*The problem*
Restate the full listing word for word and leave the pictures out.

Dataset excerpts:

━━━━

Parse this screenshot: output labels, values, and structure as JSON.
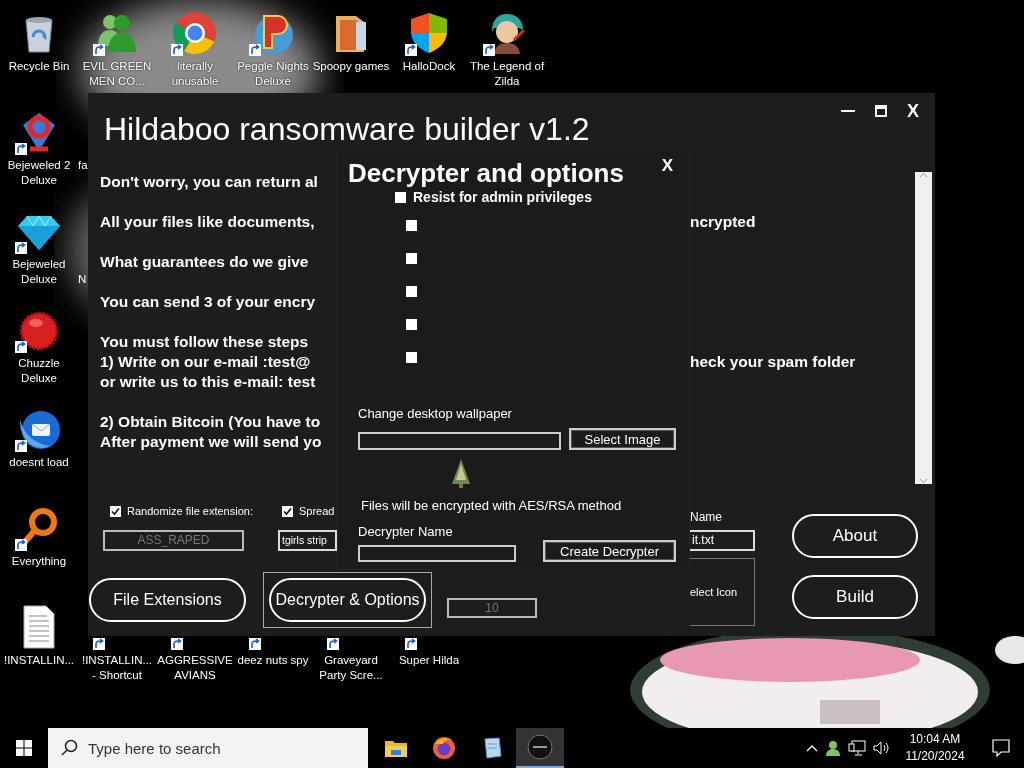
{
  "desktop": {
    "top_row": [
      {
        "label": "Recycle Bin",
        "shortcut": false
      },
      {
        "label": "EVIL GREEN MEN CO...",
        "shortcut": true
      },
      {
        "label": "literally unusable",
        "shortcut": true
      },
      {
        "label": "Peggle Nights Deluxe",
        "shortcut": true
      },
      {
        "label": "Spoopy games",
        "shortcut": false
      },
      {
        "label": "HalloDock",
        "shortcut": true
      },
      {
        "label": "The Legend of Zilda",
        "shortcut": true
      }
    ],
    "left_column": [
      {
        "label": "Bejeweled 2 Deluxe",
        "shortcut": true
      },
      {
        "label": "Bejeweled Deluxe",
        "shortcut": true
      },
      {
        "label": "Chuzzle Deluxe",
        "shortcut": true
      },
      {
        "label": "doesnt load",
        "shortcut": true
      },
      {
        "label": "Everything",
        "shortcut": true
      }
    ],
    "covered_labels": [
      "fa",
      "N"
    ],
    "bottom_row": [
      {
        "label": "!INSTALLIN...",
        "shortcut": false
      },
      {
        "label": "!INSTALLIN... - Shortcut",
        "shortcut": true
      },
      {
        "label": "AGGRESSIVE AVIANS",
        "shortcut": true
      },
      {
        "label": "deez nuts spy",
        "shortcut": true
      },
      {
        "label": "Graveyard Party Scre...",
        "shortcut": true
      },
      {
        "label": "Super Hilda",
        "shortcut": true
      }
    ]
  },
  "builder_window": {
    "title": "Hildaboo ransomware builder v1.2",
    "close": "X",
    "message": [
      {
        "lines": [
          {
            "left": "Don't worry, you can return al"
          }
        ]
      },
      {
        "lines": [
          {
            "left": "All your files like documents,",
            "right": "ncrypted"
          }
        ]
      },
      {
        "lines": [
          {
            "left": "What guarantees do we give"
          }
        ]
      },
      {
        "lines": [
          {
            "left": "You can send 3 of your encry"
          }
        ]
      },
      {
        "lines": [
          {
            "left": "You must follow these steps"
          },
          {
            "left": "1) Write on our e-mail :test@",
            "right": "heck your spam folder"
          },
          {
            "left": "or write us to this e-mail: test"
          }
        ]
      },
      {
        "lines": [
          {
            "left": "2) Obtain Bitcoin (You have to"
          },
          {
            "left": "After payment we will send yo"
          }
        ]
      }
    ],
    "options": [
      {
        "label": "Randomize file extension:",
        "checked": true,
        "value": "ASS_RAPED",
        "disabled": true
      },
      {
        "label": "Spread",
        "checked": true,
        "value": "tgirls strip",
        "disabled": false
      }
    ],
    "buttons": [
      {
        "label": "File Extensions",
        "selected": false
      },
      {
        "label": "Decrypter & Options",
        "selected": true
      }
    ],
    "count_field": {
      "value": "10",
      "disabled": true
    },
    "name_label": "Name",
    "name_value": "it.txt",
    "icon_picker": "elect Icon",
    "side_buttons": [
      "About",
      "Build"
    ]
  },
  "dialog": {
    "title": "Decrypter and options",
    "close": "X",
    "admin": {
      "label": "Resist for admin privileges",
      "checked": false
    },
    "faded_options": [
      {
        "checked": false
      },
      {
        "checked": false
      },
      {
        "checked": false
      },
      {
        "checked": false
      },
      {
        "checked": false
      }
    ],
    "wallpaper_label": "Change desktop wallpaper",
    "select_image": "Select Image",
    "method_note": "Files will be encrypted with AES/RSA method",
    "name_label": "Decrypter Name",
    "create_button": "Create Decrypter"
  },
  "taskbar": {
    "search_placeholder": "Type here to search",
    "apps": [
      {
        "selected": false
      },
      {
        "selected": false
      },
      {
        "selected": false
      },
      {
        "selected": true
      }
    ],
    "time": "10:04 AM",
    "date": "11/20/2024"
  }
}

━━━━

*Finished task*
Parse this screenshot: output labels, values, and structure as JSON.
{
  "desktop": {
    "top_row": [
      {
        "label": "Recycle Bin",
        "shortcut": false
      },
      {
        "label": "EVIL GREEN MEN CO...",
        "shortcut": true
      },
      {
        "label": "literally unusable",
        "shortcut": true
      },
      {
        "label": "Peggle Nights Deluxe",
        "shortcut": true
      },
      {
        "label": "Spoopy games",
        "shortcut": false
      },
      {
        "label": "HalloDock",
        "shortcut": true
      },
      {
        "label": "The Legend of Zilda",
        "shortcut": true
      }
    ],
    "left_column": [
      {
        "label": "Bejeweled 2 Deluxe",
        "shortcut": true
      },
      {
        "label": "Bejeweled Deluxe",
        "shortcut": true
      },
      {
        "label": "Chuzzle Deluxe",
        "shortcut": true
      },
      {
        "label": "doesnt load",
        "shortcut": true
      },
      {
        "label": "Everything",
        "shortcut": true
      }
    ],
    "covered_labels": [
      "fa",
      "N"
    ],
    "bottom_row": [
      {
        "label": "!INSTALLIN...",
        "shortcut": false
      },
      {
        "label": "!INSTALLIN... - Shortcut",
        "shortcut": true
      },
      {
        "label": "AGGRESSIVE AVIANS",
        "shortcut": true
      },
      {
        "label": "deez nuts spy",
        "shortcut": true
      },
      {
        "label": "Graveyard Party Scre...",
        "shortcut": true
      },
      {
        "label": "Super Hilda",
        "shortcut": true
      }
    ]
  },
  "builder_window": {
    "title": "Hildaboo ransomware builder v1.2",
    "close": "X",
    "message": [
      {
        "lines": [
          {
            "left": "Don't worry, you can return al"
          }
        ]
      },
      {
        "lines": [
          {
            "left": "All your files like documents,",
            "right": "ncrypted"
          }
        ]
      },
      {
        "lines": [
          {
            "left": "What guarantees do we give"
          }
        ]
      },
      {
        "lines": [
          {
            "left": "You can send 3 of your encry"
          }
        ]
      },
      {
        "lines": [
          {
            "left": "You must follow these steps"
          },
          {
            "left": "1) Write on our e-mail :test@",
            "right": "heck your spam folder"
          },
          {
            "left": "or write us to this e-mail: test"
          }
        ]
      },
      {
        "lines": [
          {
            "left": "2) Obtain Bitcoin (You have to"
          },
          {
            "left": "After payment we will send yo"
          }
        ]
      }
    ],
    "options": [
      {
        "label": "Randomize file extension:",
        "checked": true,
        "value": "ASS_RAPED",
        "disabled": true
      },
      {
        "label": "Spread",
        "checked": true,
        "value": "tgirls strip",
        "disabled": false
      }
    ],
    "buttons": [
      {
        "label": "File Extensions",
        "selected": false
      },
      {
        "label": "Decrypter & Options",
        "selected": true
      }
    ],
    "count_field": {
      "value": "10",
      "disabled": true
    },
    "name_label": "Name",
    "name_value": "it.txt",
    "icon_picker": "elect Icon",
    "side_buttons": [
      "About",
      "Build"
    ]
  },
  "dialog": {
    "title": "Decrypter and options",
    "close": "X",
    "admin": {
      "label": "Resist for admin privileges",
      "checked": false
    },
    "faded_options": [
      {
        "checked": false
      },
      {
        "checked": false
      },
      {
        "checked": false
      },
      {
        "checked": false
      },
      {
        "checked": false
      }
    ],
    "wallpaper_label": "Change desktop wallpaper",
    "select_image": "Select Image",
    "method_note": "Files will be encrypted with AES/RSA method",
    "name_label": "Decrypter Name",
    "create_button": "Create Decrypter"
  },
  "taskbar": {
    "search_placeholder": "Type here to search",
    "apps": [
      {
        "selected": false
      },
      {
        "selected": false
      },
      {
        "selected": false
      },
      {
        "selected": true
      }
    ],
    "time": "10:04 AM",
    "date": "11/20/2024"
  }
}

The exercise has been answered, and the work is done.